### RECORDS FOR PROCESSING
- - - -

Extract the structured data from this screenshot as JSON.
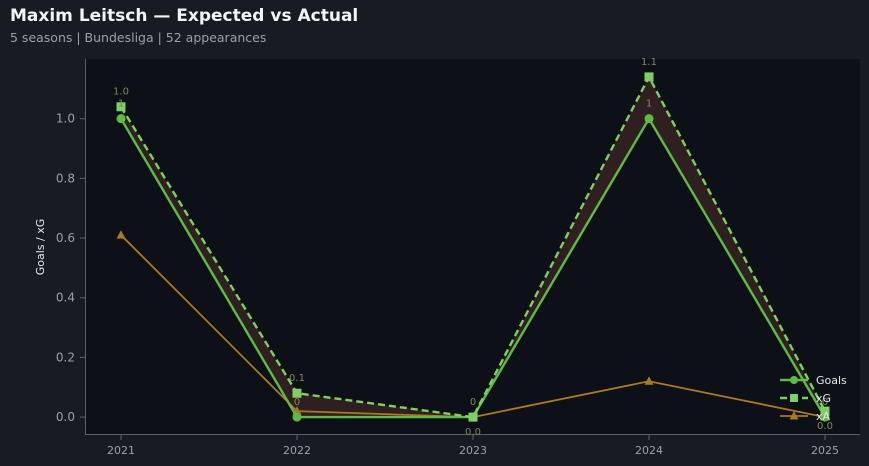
{
  "header": {
    "title": "Maxim Leitsch — Expected vs Actual",
    "subtitle": "5 seasons | Bundesliga | 52 appearances"
  },
  "chart_data": {
    "type": "line",
    "categories": [
      "2021",
      "2022",
      "2023",
      "2024",
      "2025"
    ],
    "series": [
      {
        "name": "Goals",
        "values": [
          1,
          0,
          0,
          1,
          0
        ],
        "labels": [
          "1",
          "0",
          "0",
          "1",
          "0"
        ],
        "color": "#5dbb46",
        "style": "solid",
        "marker": "circle"
      },
      {
        "name": "xG",
        "values": [
          1.04,
          0.08,
          0.0,
          1.14,
          0.02
        ],
        "labels": [
          "1.0",
          "0.1",
          "0.0",
          "1.1",
          "0.0"
        ],
        "color": "#7ed062",
        "style": "dashed",
        "marker": "square"
      },
      {
        "name": "xA",
        "values": [
          0.61,
          0.02,
          0.0,
          0.12,
          0.0
        ],
        "labels": [],
        "color": "#a87a22",
        "style": "solid",
        "marker": "triangle"
      }
    ],
    "fill_between": {
      "series": [
        "Goals",
        "xG"
      ],
      "color": "#2f1f20"
    },
    "ylabel": "Goals / xG",
    "xlabel": "",
    "ylim": [
      -0.06,
      1.2
    ],
    "yticks": [
      0.0,
      0.2,
      0.4,
      0.6,
      0.8,
      1.0
    ],
    "ytick_labels": [
      "0.0",
      "0.2",
      "0.4",
      "0.6",
      "0.8",
      "1.0"
    ],
    "grid": false,
    "legend": "bottom-right",
    "colors": {
      "background": "#171b22",
      "plot_background": "#0d1016",
      "axis": "#5a606a"
    }
  }
}
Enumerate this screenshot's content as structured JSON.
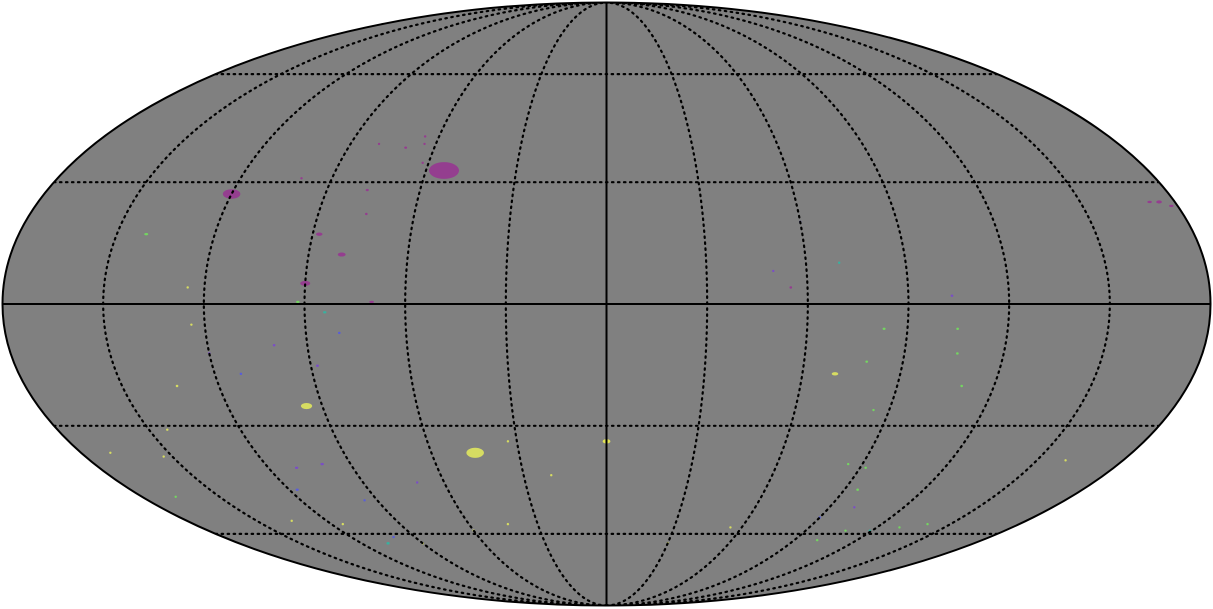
{
  "map": {
    "projection": "mollweide",
    "background_color": "#ffffff",
    "sky_fill_color": "#808080",
    "outline_color": "#000000",
    "graticule": {
      "style": "dotted",
      "color": "#000000",
      "meridian_step_deg": 30,
      "parallel_step_deg": 30
    },
    "axes_lines": "solid",
    "palette": {
      "purple": "#943e8f",
      "violet": "#7a4fc4",
      "blue": "#5a5ed6",
      "teal": "#38b1a0",
      "green": "#74d561",
      "yellow": "#d6dc62",
      "bright_yellow": "#e4e556"
    },
    "patches": [
      {
        "lon": 54,
        "lat": 33,
        "r": 5.0,
        "color": "purple"
      },
      {
        "lon": 120,
        "lat": 27,
        "r": 2.8,
        "color": "purple"
      },
      {
        "lon": 90,
        "lat": 5,
        "r": 1.5,
        "color": "purple"
      },
      {
        "lon": 80,
        "lat": 12,
        "r": 1.2,
        "color": "purple"
      },
      {
        "lon": 88,
        "lat": 17,
        "r": 1.0,
        "color": "purple"
      },
      {
        "lon": 70,
        "lat": 0.5,
        "r": 0.7,
        "color": "purple"
      },
      {
        "lon": 77,
        "lat": 28,
        "r": 0.5,
        "color": "purple"
      },
      {
        "lon": 70,
        "lat": 39,
        "r": 0.5,
        "color": "purple"
      },
      {
        "lon": 65,
        "lat": 42,
        "r": 0.45,
        "color": "purple"
      },
      {
        "lon": 80,
        "lat": 40,
        "r": 0.4,
        "color": "purple"
      },
      {
        "lon": 62,
        "lat": 35,
        "r": 0.4,
        "color": "purple"
      },
      {
        "lon": 100,
        "lat": 31,
        "r": 0.4,
        "color": "purple"
      },
      {
        "lon": 75,
        "lat": 22,
        "r": 0.4,
        "color": "purple"
      },
      {
        "lon": -55,
        "lat": 4,
        "r": 0.4,
        "color": "purple"
      },
      {
        "lon": 64,
        "lat": 40,
        "r": 0.35,
        "color": "purple"
      },
      {
        "lon": -175,
        "lat": 25,
        "r": 0.9,
        "color": "purple"
      },
      {
        "lon": -178,
        "lat": 24,
        "r": 0.7,
        "color": "purple"
      },
      {
        "lon": -172,
        "lat": 25,
        "r": 0.7,
        "color": "purple"
      },
      {
        "lon": 45,
        "lat": -37,
        "r": 3.0,
        "color": "yellow"
      },
      {
        "lon": 95,
        "lat": -25,
        "r": 1.8,
        "color": "yellow"
      },
      {
        "lon": 0,
        "lat": -34,
        "r": 1.3,
        "color": "bright_yellow"
      },
      {
        "lon": -70,
        "lat": -17,
        "r": 1.0,
        "color": "yellow"
      },
      {
        "lon": 141,
        "lat": 17,
        "r": 0.6,
        "color": "green"
      },
      {
        "lon": 92,
        "lat": 0.5,
        "r": 0.5,
        "color": "green"
      },
      {
        "lon": 84,
        "lat": -2,
        "r": 0.5,
        "color": "teal"
      },
      {
        "lon": -83,
        "lat": -6,
        "r": 0.45,
        "color": "green"
      },
      {
        "lon": -79,
        "lat": -14,
        "r": 0.4,
        "color": "green"
      },
      {
        "lon": -95,
        "lat": -47,
        "r": 0.5,
        "color": "green"
      },
      {
        "lon": -92,
        "lat": -41,
        "r": 0.45,
        "color": "green"
      },
      {
        "lon": -85,
        "lat": -40,
        "r": 0.4,
        "color": "green"
      },
      {
        "lon": -101,
        "lat": -62,
        "r": 0.6,
        "color": "green"
      },
      {
        "lon": -108,
        "lat": -59,
        "r": 0.5,
        "color": "green"
      },
      {
        "lon": -119,
        "lat": -59,
        "r": 0.45,
        "color": "teal"
      },
      {
        "lon": -130,
        "lat": -58,
        "r": 0.45,
        "color": "green"
      },
      {
        "lon": -140,
        "lat": -57,
        "r": 0.4,
        "color": "green"
      },
      {
        "lon": -160,
        "lat": -39,
        "r": 0.4,
        "color": "yellow"
      },
      {
        "lon": -110,
        "lat": -20,
        "r": 0.4,
        "color": "green"
      },
      {
        "lon": -106,
        "lat": -12,
        "r": 0.4,
        "color": "green"
      },
      {
        "lon": -105,
        "lat": -6,
        "r": 0.4,
        "color": "green"
      },
      {
        "lon": -103,
        "lat": 2,
        "r": 0.4,
        "color": "violet"
      },
      {
        "lon": 133,
        "lat": -20,
        "r": 0.4,
        "color": "yellow"
      },
      {
        "lon": 144,
        "lat": -31,
        "r": 0.4,
        "color": "yellow"
      },
      {
        "lon": 153,
        "lat": -38,
        "r": 0.4,
        "color": "yellow"
      },
      {
        "lon": 167,
        "lat": -49,
        "r": 0.45,
        "color": "green"
      },
      {
        "lon": 170,
        "lat": -37,
        "r": 0.35,
        "color": "yellow"
      },
      {
        "lon": 107,
        "lat": -63,
        "r": 0.8,
        "color": "teal"
      },
      {
        "lon": 100,
        "lat": -61,
        "r": 0.6,
        "color": "blue"
      },
      {
        "lon": 115,
        "lat": -57,
        "r": 0.5,
        "color": "yellow"
      },
      {
        "lon": 135,
        "lat": -56,
        "r": 0.5,
        "color": "yellow"
      },
      {
        "lon": 90,
        "lat": -63,
        "r": 0.5,
        "color": "yellow"
      },
      {
        "lon": 100,
        "lat": -40,
        "r": 0.6,
        "color": "violet"
      },
      {
        "lon": 110,
        "lat": -41,
        "r": 0.6,
        "color": "violet"
      },
      {
        "lon": 117,
        "lat": -47,
        "r": 0.6,
        "color": "blue"
      },
      {
        "lon": 88,
        "lat": -15,
        "r": 0.45,
        "color": "violet"
      },
      {
        "lon": 100,
        "lat": -10,
        "r": 0.4,
        "color": "violet"
      },
      {
        "lon": 80,
        "lat": -7,
        "r": 0.4,
        "color": "blue"
      },
      {
        "lon": 120,
        "lat": -12,
        "r": 0.4,
        "color": "violet"
      },
      {
        "lon": 112,
        "lat": -17,
        "r": 0.4,
        "color": "blue"
      },
      {
        "lon": 90,
        "lat": -30,
        "r": 0.4,
        "color": "violet"
      },
      {
        "lon": 70,
        "lat": -45,
        "r": 0.35,
        "color": "violet"
      },
      {
        "lon": 95,
        "lat": -50,
        "r": 0.35,
        "color": "blue"
      },
      {
        "lon": 60,
        "lat": -59,
        "r": 0.35,
        "color": "yellow"
      },
      {
        "lon": 43,
        "lat": -57,
        "r": 0.3,
        "color": "yellow"
      },
      {
        "lon": 20,
        "lat": -43,
        "r": 0.3,
        "color": "yellow"
      },
      {
        "lon": 33,
        "lat": -34,
        "r": 0.3,
        "color": "yellow"
      },
      {
        "lon": 125,
        "lat": 4,
        "r": 0.35,
        "color": "yellow"
      },
      {
        "lon": 124,
        "lat": -5,
        "r": 0.35,
        "color": "yellow"
      },
      {
        "lon": -85,
        "lat": -26,
        "r": 0.35,
        "color": "green"
      },
      {
        "lon": -100,
        "lat": -52,
        "r": 0.3,
        "color": "violet"
      },
      {
        "lon": -90,
        "lat": -55,
        "r": 0.3,
        "color": "blue"
      },
      {
        "lon": -55,
        "lat": -58,
        "r": 0.3,
        "color": "yellow"
      },
      {
        "lon": -30,
        "lat": -63,
        "r": 0.3,
        "color": "yellow"
      },
      {
        "lon": -50,
        "lat": 8,
        "r": 0.3,
        "color": "violet"
      },
      {
        "lon": -70,
        "lat": 10,
        "r": 0.3,
        "color": "teal"
      },
      {
        "lon": -60,
        "lat": 20,
        "r": 0.3,
        "color": "blue"
      }
    ]
  }
}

- - - -

### YOUR INSTRUCTIONS
Report how many lines in the data contain the word "JSON", with no words besides the number.

### RESPONSE FOR THIS EXERCISE
2